• SET PROBLEM
Pick out each line with the word "Druck" from the material that follows.

★ ★ ★ ★ ★

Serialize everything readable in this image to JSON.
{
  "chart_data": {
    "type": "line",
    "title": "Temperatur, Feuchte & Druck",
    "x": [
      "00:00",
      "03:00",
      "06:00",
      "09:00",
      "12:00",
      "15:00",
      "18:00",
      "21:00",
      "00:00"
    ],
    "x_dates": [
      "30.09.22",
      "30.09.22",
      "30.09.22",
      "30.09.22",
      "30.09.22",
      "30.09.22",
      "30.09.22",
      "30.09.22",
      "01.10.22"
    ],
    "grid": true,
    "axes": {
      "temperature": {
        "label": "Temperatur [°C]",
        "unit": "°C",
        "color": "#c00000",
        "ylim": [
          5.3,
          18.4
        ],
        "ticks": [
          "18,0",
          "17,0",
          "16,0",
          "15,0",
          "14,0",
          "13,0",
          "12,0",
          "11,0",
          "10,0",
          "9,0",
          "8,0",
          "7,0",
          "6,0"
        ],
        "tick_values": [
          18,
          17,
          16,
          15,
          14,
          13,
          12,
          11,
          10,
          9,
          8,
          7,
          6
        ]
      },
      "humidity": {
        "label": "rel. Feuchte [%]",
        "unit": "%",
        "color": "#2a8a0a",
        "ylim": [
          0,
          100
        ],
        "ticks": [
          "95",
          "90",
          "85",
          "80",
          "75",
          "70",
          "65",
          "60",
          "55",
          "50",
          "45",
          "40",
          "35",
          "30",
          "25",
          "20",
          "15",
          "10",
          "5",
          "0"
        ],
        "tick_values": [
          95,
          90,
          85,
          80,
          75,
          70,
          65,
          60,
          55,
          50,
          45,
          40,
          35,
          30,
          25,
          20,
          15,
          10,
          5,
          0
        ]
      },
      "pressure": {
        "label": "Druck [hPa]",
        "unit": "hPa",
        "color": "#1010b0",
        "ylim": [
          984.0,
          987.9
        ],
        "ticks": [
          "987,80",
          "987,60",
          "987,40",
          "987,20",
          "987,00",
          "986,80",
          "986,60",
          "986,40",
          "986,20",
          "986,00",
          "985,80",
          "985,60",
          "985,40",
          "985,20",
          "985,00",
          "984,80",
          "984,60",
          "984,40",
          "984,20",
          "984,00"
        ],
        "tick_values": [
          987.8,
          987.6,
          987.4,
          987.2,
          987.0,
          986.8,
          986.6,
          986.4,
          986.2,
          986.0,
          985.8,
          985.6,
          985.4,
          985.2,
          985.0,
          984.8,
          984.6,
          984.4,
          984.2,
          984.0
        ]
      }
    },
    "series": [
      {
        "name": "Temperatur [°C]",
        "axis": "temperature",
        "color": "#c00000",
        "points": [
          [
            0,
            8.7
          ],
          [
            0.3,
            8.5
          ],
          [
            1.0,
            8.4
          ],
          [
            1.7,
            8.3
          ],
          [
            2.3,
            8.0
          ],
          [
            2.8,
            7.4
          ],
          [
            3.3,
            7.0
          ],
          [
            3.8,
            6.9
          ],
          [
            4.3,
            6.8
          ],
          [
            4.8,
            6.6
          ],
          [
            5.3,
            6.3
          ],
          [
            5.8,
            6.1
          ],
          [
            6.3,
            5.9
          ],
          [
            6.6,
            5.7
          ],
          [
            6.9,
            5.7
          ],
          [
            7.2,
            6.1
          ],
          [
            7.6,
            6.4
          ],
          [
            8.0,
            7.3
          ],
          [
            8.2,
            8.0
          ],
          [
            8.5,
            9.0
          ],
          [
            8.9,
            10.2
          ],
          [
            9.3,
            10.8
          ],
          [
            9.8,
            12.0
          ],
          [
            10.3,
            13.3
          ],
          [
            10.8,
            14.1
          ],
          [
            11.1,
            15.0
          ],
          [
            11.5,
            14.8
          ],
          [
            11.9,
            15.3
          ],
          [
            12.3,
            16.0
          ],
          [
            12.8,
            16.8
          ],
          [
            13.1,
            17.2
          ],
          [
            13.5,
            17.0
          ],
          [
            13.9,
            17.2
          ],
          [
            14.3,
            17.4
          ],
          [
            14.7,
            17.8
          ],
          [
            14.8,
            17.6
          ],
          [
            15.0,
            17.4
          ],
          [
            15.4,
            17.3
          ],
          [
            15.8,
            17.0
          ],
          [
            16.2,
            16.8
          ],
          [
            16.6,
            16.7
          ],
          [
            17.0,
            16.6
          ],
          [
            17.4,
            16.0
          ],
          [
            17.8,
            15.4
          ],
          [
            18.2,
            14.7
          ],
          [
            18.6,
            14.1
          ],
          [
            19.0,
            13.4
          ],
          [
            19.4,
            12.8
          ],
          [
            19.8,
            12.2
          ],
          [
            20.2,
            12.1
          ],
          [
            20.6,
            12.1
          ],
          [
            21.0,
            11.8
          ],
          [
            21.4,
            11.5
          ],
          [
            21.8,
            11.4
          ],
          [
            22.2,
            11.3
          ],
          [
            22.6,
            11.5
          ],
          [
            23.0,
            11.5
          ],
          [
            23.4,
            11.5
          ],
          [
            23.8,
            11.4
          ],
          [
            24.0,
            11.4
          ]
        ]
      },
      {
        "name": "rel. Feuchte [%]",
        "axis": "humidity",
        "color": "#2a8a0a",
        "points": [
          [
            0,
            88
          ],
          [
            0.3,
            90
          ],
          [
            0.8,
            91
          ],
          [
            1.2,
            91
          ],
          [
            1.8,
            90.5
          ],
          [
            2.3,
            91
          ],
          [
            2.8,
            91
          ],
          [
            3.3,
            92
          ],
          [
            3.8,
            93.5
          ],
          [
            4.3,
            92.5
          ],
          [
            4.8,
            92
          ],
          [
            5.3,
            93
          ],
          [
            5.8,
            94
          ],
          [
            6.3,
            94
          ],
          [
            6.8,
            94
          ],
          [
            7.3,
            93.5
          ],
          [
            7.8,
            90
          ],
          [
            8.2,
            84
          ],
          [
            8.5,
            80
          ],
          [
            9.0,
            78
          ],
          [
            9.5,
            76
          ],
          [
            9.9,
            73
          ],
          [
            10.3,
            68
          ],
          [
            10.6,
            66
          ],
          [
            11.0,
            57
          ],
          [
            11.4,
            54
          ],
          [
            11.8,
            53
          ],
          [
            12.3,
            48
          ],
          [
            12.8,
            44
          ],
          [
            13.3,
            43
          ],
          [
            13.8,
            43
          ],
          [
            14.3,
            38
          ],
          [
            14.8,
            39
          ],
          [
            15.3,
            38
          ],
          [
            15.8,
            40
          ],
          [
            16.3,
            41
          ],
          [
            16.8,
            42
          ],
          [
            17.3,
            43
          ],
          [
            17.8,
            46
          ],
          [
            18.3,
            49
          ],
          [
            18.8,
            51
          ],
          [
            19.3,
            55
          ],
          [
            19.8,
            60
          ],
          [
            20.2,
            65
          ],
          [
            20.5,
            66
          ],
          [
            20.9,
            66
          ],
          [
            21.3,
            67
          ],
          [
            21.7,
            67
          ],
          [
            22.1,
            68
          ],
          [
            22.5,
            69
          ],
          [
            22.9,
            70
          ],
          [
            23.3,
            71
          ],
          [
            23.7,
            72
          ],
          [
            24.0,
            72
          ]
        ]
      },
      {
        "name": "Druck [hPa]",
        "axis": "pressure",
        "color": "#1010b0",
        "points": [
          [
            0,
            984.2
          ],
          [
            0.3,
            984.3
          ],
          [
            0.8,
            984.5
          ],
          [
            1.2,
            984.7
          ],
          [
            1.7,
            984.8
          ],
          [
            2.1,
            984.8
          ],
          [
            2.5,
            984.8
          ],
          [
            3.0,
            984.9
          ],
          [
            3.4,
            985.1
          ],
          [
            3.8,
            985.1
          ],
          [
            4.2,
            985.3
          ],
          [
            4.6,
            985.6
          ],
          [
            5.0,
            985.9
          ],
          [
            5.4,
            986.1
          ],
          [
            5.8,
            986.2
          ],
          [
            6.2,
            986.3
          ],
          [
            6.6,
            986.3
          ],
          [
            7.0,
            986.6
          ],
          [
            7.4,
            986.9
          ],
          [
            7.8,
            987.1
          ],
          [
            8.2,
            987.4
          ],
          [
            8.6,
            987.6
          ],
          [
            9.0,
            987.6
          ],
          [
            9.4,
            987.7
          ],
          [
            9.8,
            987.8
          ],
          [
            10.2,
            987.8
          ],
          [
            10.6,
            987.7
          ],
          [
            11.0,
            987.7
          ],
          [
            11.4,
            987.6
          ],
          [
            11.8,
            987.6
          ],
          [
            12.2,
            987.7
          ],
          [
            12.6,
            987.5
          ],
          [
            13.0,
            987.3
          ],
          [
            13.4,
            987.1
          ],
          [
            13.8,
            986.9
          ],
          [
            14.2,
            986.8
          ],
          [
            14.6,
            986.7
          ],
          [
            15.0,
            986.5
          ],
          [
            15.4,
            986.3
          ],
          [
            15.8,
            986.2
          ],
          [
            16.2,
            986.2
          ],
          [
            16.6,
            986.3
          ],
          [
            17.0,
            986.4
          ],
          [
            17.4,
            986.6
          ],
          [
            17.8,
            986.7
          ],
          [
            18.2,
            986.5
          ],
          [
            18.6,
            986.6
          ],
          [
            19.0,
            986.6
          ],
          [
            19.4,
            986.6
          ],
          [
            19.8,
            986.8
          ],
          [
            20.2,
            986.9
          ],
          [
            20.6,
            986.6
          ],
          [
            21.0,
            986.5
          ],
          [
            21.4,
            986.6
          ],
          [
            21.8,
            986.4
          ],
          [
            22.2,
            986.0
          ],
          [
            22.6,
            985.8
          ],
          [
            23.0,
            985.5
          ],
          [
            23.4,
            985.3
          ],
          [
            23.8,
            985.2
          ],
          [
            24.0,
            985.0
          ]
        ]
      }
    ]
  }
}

★ ★ ★ ★ ★

• THE COMPLETED TASK
    "title": "Temperatur, Feuchte & Druck",
        "label": "Druck [hPa]",
        "name": "Druck [hPa]",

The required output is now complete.